_EXERCISE OBJECTIVE_:
Count the lines in the entries below that include the word "ABSTRACT". Give nothing but the number.

_DATA EXCERPTS_:
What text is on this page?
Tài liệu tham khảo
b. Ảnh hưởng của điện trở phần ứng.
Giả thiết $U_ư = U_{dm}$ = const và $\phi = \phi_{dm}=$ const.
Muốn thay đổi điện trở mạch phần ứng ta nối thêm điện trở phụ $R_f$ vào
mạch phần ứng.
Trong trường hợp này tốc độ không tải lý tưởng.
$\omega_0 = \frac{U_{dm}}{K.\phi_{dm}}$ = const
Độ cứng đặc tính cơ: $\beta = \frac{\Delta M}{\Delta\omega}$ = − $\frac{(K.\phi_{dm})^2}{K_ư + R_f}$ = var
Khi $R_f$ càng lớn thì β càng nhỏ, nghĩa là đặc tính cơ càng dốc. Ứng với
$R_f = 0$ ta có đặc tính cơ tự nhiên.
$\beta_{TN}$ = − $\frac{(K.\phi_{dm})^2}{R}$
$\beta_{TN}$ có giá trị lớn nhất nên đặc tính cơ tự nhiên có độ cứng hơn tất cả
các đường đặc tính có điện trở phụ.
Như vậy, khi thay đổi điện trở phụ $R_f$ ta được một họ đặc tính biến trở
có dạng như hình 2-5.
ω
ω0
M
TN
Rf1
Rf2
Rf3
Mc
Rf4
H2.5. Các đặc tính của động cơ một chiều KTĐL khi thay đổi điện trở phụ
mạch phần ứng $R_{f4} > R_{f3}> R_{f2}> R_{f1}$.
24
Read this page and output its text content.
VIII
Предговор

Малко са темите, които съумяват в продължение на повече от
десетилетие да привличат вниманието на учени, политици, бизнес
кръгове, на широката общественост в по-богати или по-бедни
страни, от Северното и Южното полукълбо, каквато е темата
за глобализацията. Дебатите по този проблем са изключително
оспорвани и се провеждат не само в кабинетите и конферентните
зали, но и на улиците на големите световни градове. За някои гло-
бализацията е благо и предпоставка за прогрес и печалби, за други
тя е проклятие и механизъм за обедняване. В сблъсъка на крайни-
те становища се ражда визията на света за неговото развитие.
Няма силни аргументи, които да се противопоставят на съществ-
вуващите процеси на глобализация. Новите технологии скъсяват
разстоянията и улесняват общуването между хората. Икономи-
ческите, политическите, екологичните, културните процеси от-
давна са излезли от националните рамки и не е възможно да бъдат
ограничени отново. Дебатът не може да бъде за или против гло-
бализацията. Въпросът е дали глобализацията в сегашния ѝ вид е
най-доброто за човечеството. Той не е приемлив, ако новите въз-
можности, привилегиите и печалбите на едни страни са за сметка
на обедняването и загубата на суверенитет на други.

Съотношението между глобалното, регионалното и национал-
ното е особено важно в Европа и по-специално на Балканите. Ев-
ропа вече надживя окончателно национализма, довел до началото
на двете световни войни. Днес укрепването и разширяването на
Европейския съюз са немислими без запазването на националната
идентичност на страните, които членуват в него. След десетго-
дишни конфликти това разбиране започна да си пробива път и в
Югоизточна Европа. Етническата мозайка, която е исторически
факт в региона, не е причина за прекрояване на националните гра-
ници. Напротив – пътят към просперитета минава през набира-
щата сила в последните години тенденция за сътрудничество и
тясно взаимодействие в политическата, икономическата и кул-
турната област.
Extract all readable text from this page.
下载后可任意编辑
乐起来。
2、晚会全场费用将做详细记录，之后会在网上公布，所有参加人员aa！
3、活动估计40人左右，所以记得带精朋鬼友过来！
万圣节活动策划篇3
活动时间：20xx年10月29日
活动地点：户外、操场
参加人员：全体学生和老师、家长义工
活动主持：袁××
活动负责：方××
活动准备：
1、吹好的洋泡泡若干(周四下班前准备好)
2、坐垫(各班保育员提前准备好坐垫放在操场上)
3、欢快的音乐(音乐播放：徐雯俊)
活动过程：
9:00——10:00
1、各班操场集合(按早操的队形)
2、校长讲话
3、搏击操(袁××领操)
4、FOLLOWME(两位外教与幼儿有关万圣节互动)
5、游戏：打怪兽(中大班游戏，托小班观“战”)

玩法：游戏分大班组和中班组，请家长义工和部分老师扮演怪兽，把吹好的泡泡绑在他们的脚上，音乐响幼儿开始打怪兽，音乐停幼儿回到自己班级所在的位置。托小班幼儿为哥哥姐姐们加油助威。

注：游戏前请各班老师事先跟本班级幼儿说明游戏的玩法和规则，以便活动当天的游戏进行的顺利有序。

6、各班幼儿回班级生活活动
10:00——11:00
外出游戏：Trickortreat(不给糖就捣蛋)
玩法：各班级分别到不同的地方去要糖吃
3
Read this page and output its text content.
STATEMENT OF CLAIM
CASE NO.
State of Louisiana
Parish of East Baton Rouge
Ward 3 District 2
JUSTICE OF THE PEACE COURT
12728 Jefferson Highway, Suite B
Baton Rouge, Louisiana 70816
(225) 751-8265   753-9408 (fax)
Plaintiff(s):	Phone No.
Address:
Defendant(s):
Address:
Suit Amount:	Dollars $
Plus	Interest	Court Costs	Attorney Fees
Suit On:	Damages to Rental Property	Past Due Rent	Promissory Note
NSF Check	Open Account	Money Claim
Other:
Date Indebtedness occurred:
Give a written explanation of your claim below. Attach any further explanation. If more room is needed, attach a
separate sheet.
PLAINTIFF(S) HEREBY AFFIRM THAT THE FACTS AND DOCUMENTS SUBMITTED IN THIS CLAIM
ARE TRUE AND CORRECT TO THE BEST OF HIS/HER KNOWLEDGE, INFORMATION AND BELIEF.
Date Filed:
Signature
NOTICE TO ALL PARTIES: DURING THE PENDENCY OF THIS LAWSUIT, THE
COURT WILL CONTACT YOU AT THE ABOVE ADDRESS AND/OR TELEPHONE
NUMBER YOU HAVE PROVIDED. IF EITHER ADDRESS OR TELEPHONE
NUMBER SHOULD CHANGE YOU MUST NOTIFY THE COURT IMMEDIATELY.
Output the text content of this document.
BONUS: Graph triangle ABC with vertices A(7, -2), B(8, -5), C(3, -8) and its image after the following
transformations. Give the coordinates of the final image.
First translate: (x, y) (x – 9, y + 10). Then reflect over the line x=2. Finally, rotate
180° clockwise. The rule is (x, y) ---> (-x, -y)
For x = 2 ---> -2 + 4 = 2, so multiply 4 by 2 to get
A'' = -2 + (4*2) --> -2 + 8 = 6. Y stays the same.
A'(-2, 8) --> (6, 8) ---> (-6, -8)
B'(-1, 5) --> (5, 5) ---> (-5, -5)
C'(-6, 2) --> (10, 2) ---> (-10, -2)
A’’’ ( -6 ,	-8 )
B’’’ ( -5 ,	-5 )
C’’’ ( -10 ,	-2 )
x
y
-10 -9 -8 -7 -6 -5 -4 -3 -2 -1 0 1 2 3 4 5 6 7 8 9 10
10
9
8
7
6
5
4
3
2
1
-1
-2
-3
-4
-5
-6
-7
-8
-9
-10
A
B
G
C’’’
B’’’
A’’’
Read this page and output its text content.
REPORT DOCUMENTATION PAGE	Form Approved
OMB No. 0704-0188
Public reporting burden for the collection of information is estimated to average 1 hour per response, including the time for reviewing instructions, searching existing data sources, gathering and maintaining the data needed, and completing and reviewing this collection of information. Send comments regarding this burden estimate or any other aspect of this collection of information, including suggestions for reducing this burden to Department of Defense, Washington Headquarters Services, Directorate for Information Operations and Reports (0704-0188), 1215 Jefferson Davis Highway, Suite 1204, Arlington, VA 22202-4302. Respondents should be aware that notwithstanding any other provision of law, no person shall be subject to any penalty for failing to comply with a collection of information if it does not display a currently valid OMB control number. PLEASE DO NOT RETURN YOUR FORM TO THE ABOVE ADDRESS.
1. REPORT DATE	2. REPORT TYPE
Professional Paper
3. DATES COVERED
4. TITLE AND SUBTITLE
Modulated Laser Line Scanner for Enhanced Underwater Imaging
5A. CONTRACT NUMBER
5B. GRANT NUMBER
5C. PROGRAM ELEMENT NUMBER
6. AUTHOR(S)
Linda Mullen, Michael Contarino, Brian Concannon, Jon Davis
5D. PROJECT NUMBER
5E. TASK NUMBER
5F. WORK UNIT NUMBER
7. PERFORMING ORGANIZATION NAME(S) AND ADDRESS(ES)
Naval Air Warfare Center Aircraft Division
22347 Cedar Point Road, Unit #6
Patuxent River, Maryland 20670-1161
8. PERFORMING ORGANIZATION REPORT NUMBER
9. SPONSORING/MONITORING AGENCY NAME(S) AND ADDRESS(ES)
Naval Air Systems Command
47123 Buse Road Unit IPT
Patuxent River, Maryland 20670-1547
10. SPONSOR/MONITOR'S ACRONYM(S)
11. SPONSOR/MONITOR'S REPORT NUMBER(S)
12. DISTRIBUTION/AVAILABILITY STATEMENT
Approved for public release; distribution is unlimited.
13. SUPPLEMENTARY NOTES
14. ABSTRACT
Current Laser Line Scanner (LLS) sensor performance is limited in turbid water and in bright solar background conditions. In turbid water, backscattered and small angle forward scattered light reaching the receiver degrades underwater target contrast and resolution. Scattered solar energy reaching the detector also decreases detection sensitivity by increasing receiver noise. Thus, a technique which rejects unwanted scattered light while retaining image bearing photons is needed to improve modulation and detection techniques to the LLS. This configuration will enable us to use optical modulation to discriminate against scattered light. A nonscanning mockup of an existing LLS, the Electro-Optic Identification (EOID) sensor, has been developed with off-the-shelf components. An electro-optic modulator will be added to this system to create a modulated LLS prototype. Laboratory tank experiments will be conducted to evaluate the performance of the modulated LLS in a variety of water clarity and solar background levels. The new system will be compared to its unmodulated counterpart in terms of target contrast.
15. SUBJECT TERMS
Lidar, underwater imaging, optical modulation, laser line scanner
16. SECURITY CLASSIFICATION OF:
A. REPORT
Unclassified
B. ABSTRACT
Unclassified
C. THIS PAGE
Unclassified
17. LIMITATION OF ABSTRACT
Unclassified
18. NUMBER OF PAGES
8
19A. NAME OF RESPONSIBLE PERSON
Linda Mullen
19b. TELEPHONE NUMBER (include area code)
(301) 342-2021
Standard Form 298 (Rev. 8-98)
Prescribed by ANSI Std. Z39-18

_SOLUTION FOR THIS EXERCISE_:
3